## WHAT THIS TASK INVOLVES:
Set down the full listing exactly as given. Any pictures are to be left out.

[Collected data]
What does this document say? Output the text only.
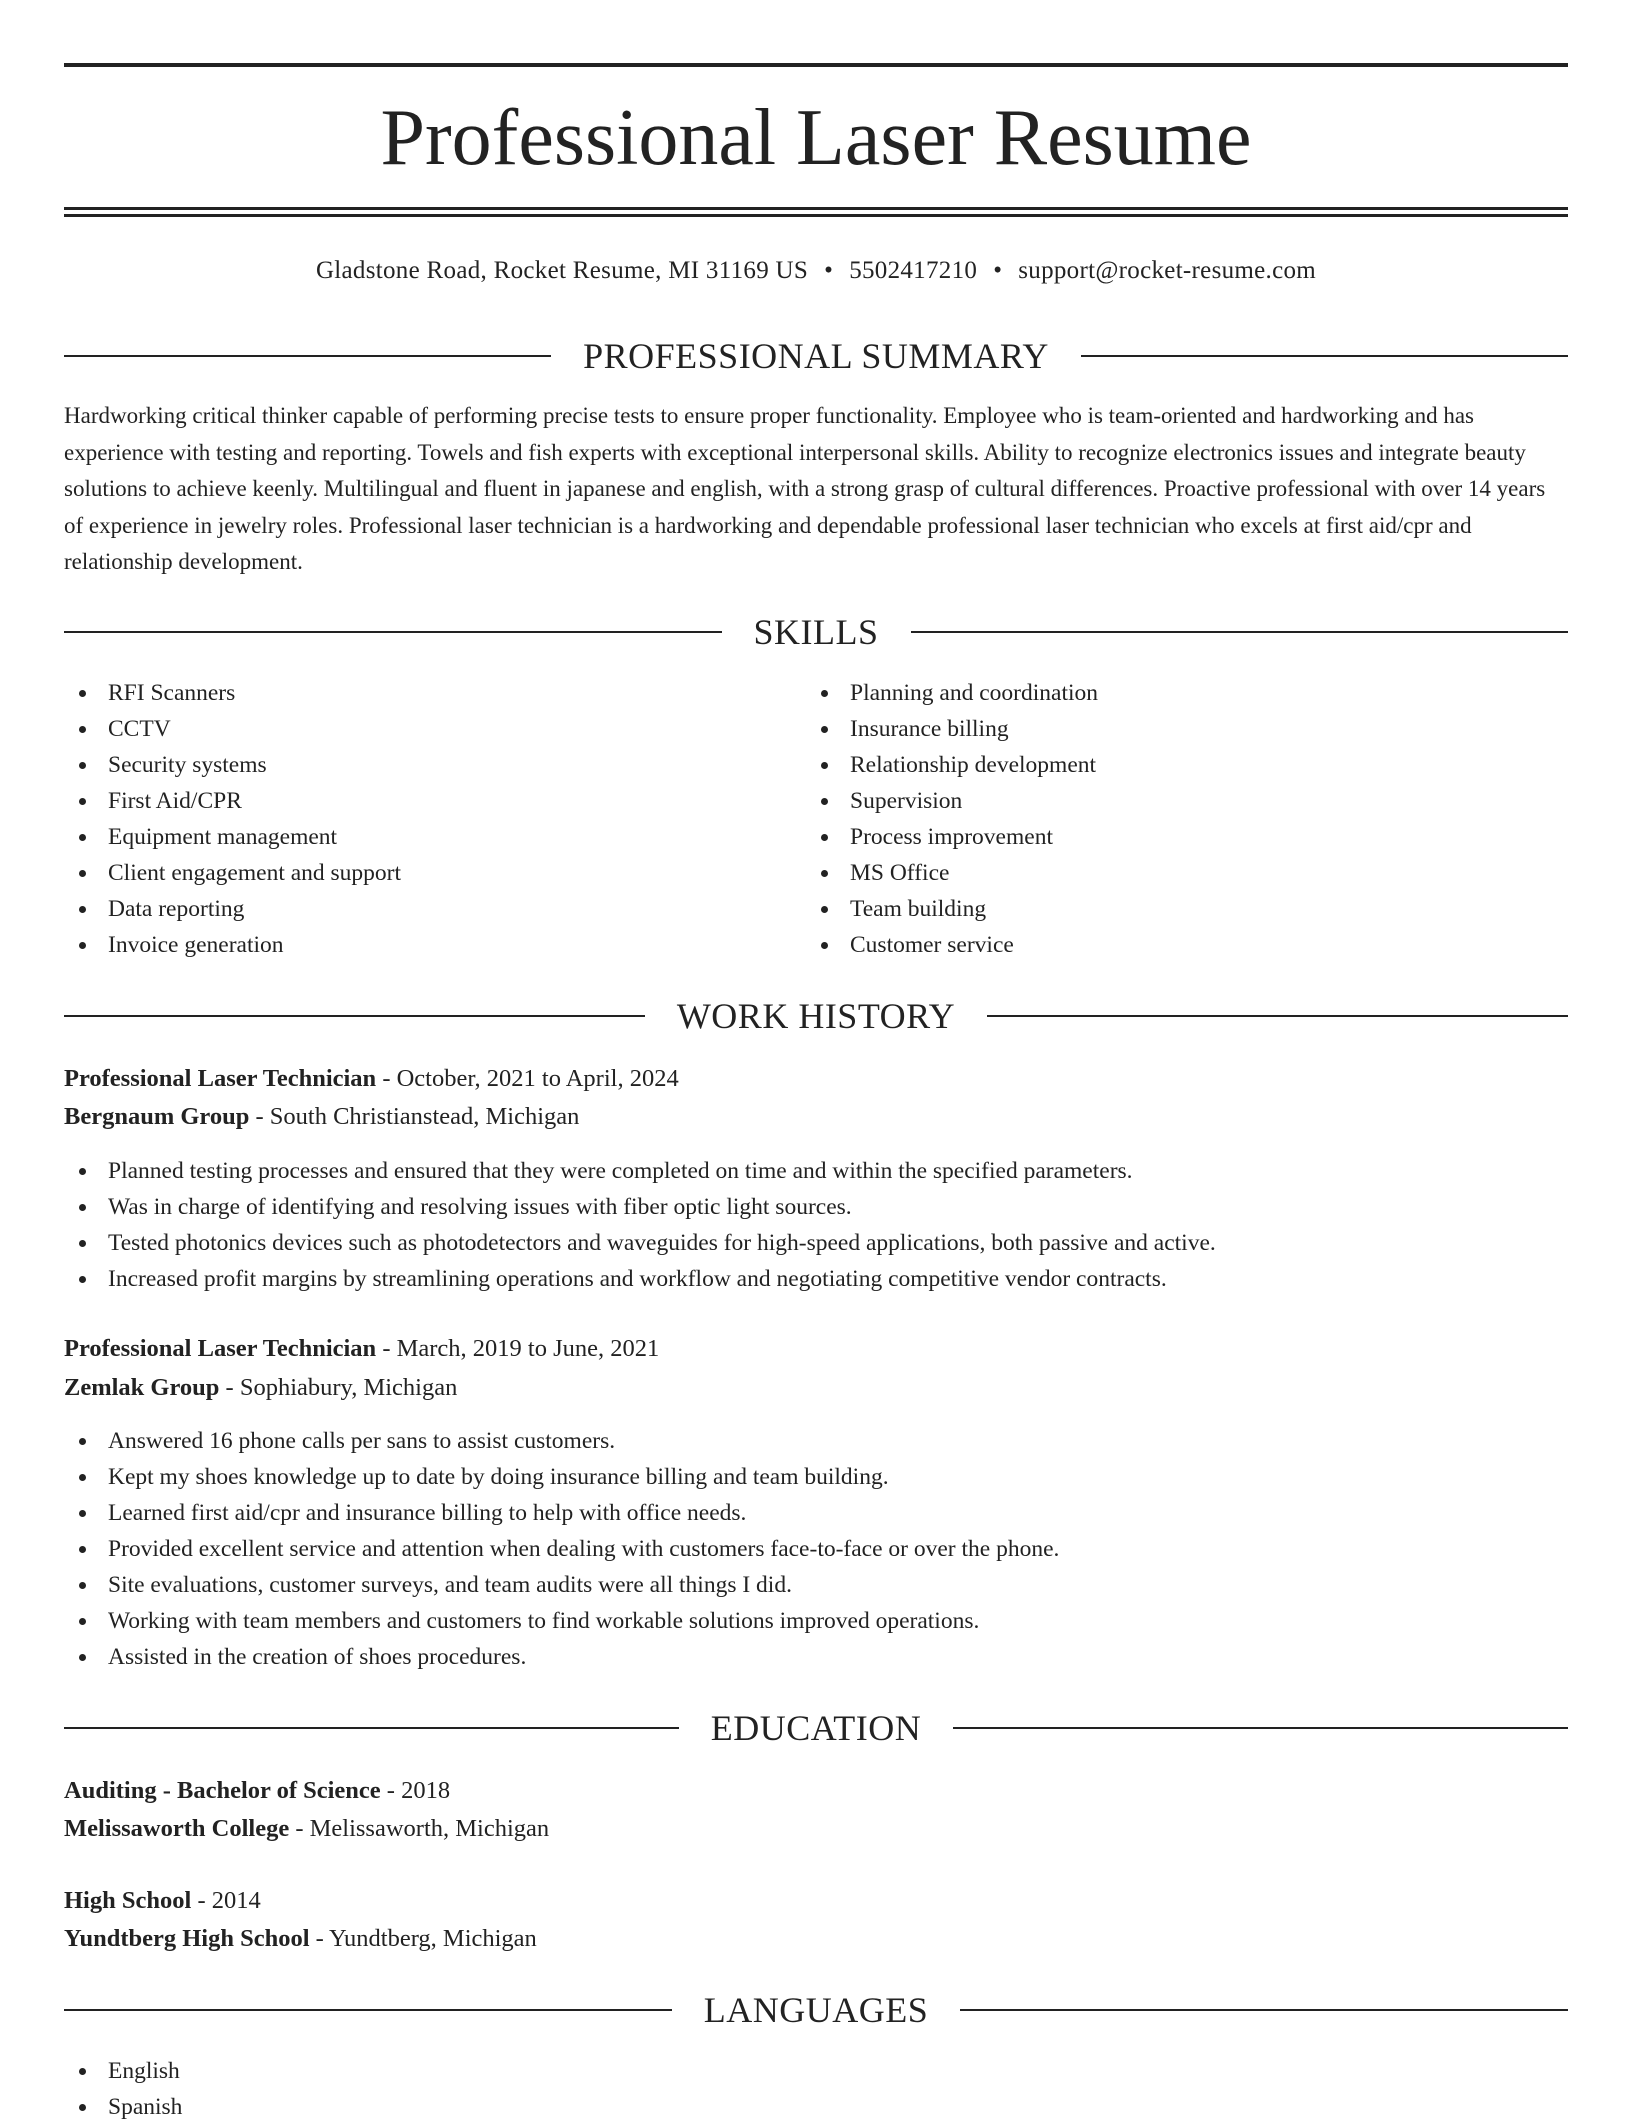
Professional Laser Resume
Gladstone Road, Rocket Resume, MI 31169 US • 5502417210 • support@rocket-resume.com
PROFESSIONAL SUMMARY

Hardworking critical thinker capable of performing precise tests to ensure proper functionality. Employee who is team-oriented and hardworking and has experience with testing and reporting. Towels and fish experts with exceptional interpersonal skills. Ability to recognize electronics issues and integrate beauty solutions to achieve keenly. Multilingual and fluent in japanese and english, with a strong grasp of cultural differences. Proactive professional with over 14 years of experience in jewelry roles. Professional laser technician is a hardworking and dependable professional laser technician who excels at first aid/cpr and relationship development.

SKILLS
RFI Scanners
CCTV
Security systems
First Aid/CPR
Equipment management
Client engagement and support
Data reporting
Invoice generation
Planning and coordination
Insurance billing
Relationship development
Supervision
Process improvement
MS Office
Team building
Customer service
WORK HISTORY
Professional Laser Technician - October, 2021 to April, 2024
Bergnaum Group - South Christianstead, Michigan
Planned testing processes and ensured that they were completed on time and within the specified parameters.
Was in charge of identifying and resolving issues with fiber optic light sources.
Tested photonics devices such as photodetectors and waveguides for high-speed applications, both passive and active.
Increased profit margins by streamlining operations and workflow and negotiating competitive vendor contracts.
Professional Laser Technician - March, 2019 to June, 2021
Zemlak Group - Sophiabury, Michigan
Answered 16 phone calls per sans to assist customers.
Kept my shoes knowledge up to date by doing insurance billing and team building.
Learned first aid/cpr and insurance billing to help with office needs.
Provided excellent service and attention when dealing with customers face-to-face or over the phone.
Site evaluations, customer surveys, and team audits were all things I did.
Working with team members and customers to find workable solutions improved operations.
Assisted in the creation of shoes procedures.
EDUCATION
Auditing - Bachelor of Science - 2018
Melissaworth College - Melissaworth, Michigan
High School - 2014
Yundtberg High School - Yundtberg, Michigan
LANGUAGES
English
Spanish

## SOLUTION:
What does this document say? Output the text only.
Professional Laser Resume
Gladstone Road, Rocket Resume, MI 31169 US • 5502417210 • support@rocket-resume.com
PROFESSIONAL SUMMARY

Hardworking critical thinker capable of performing precise tests to ensure proper functionality. Employee who is team-oriented and hardworking and has experience with testing and reporting. Towels and fish experts with exceptional interpersonal skills. Ability to recognize electronics issues and integrate beauty solutions to achieve keenly. Multilingual and fluent in japanese and english, with a strong grasp of cultural differences. Proactive professional with over 14 years of experience in jewelry roles. Professional laser technician is a hardworking and dependable professional laser technician who excels at first aid/cpr and relationship development.

SKILLS
RFI Scanners
CCTV
Security systems
First Aid/CPR
Equipment management
Client engagement and support
Data reporting
Invoice generation
Planning and coordination
Insurance billing
Relationship development
Supervision
Process improvement
MS Office
Team building
Customer service
WORK HISTORY
Professional Laser Technician - October, 2021 to April, 2024
Bergnaum Group - South Christianstead, Michigan
Planned testing processes and ensured that they were completed on time and within the specified parameters.
Was in charge of identifying and resolving issues with fiber optic light sources.
Tested photonics devices such as photodetectors and waveguides for high-speed applications, both passive and active.
Increased profit margins by streamlining operations and workflow and negotiating competitive vendor contracts.
Professional Laser Technician - March, 2019 to June, 2021
Zemlak Group - Sophiabury, Michigan
Answered 16 phone calls per sans to assist customers.
Kept my shoes knowledge up to date by doing insurance billing and team building.
Learned first aid/cpr and insurance billing to help with office needs.
Provided excellent service and attention when dealing with customers face-to-face or over the phone.
Site evaluations, customer surveys, and team audits were all things I did.
Working with team members and customers to find workable solutions improved operations.
Assisted in the creation of shoes procedures.
EDUCATION
Auditing - Bachelor of Science - 2018
Melissaworth College - Melissaworth, Michigan
High School - 2014
Yundtberg High School - Yundtberg, Michigan
LANGUAGES
English
Spanish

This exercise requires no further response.